--- START DATA SHOWN ---

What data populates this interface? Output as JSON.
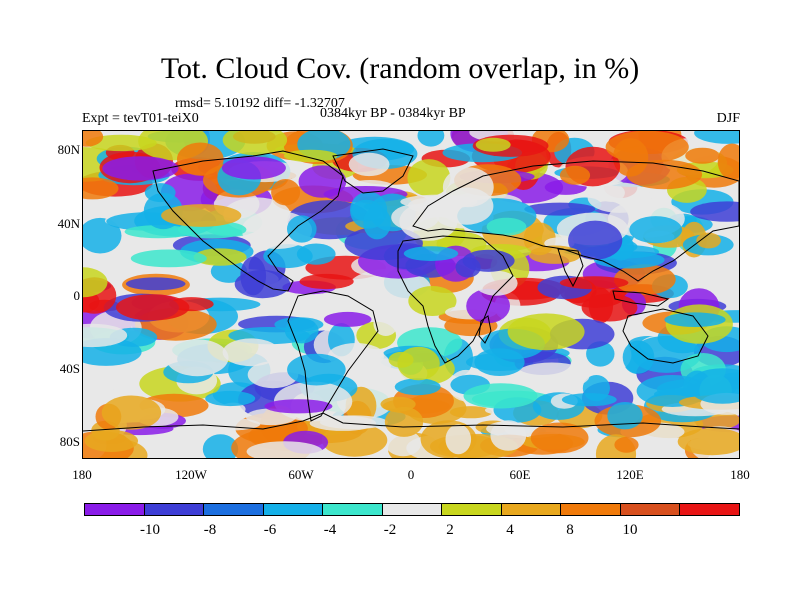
{
  "title": "Tot. Cloud Cov. (random overlap, in %)",
  "stats": "rmsd= 5.10192 diff= -1.32707",
  "experiment": "Expt = tevT01-teiX0",
  "period": "0384kyr BP - 0384kyr BP",
  "season": "DJF",
  "lat_ticks": [
    "80N",
    "40N",
    "0",
    "40S",
    "80S"
  ],
  "lon_ticks": [
    "180",
    "120W",
    "60W",
    "0",
    "60E",
    "120E",
    "180"
  ],
  "colorbar": {
    "labels": [
      "-10",
      "-8",
      "-6",
      "-4",
      "-2",
      "2",
      "4",
      "8",
      "10"
    ],
    "colors": [
      "#8a1ce8",
      "#3e3ed6",
      "#1c6fe0",
      "#14b0e8",
      "#3ce6cc",
      "#e8e8e8",
      "#c8d61e",
      "#e8a81e",
      "#f07a0a",
      "#d8501e",
      "#e81414"
    ]
  },
  "map_legend_bins": {
    "note_levels": [
      -10,
      -8,
      -6,
      -4,
      -2,
      2,
      4,
      8,
      10
    ]
  }
}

--- END DATA SHOWN ---

_WHAT TO PRODUCE_
Write the material out again exactly as it appears, dropping the pictures.

_TASK RESULT_
What data populates this interface? Output as JSON.
{
  "title": "Tot. Cloud Cov. (random overlap, in %)",
  "stats": "rmsd= 5.10192 diff= -1.32707",
  "experiment": "Expt = tevT01-teiX0",
  "period": "0384kyr BP - 0384kyr BP",
  "season": "DJF",
  "lat_ticks": [
    "80N",
    "40N",
    "0",
    "40S",
    "80S"
  ],
  "lon_ticks": [
    "180",
    "120W",
    "60W",
    "0",
    "60E",
    "120E",
    "180"
  ],
  "colorbar": {
    "labels": [
      "-10",
      "-8",
      "-6",
      "-4",
      "-2",
      "2",
      "4",
      "8",
      "10"
    ],
    "colors": [
      "#8a1ce8",
      "#3e3ed6",
      "#1c6fe0",
      "#14b0e8",
      "#3ce6cc",
      "#e8e8e8",
      "#c8d61e",
      "#e8a81e",
      "#f07a0a",
      "#d8501e",
      "#e81414"
    ]
  },
  "map_legend_bins": {
    "note_levels": [
      -10,
      -8,
      -6,
      -4,
      -2,
      2,
      4,
      8,
      10
    ]
  }
}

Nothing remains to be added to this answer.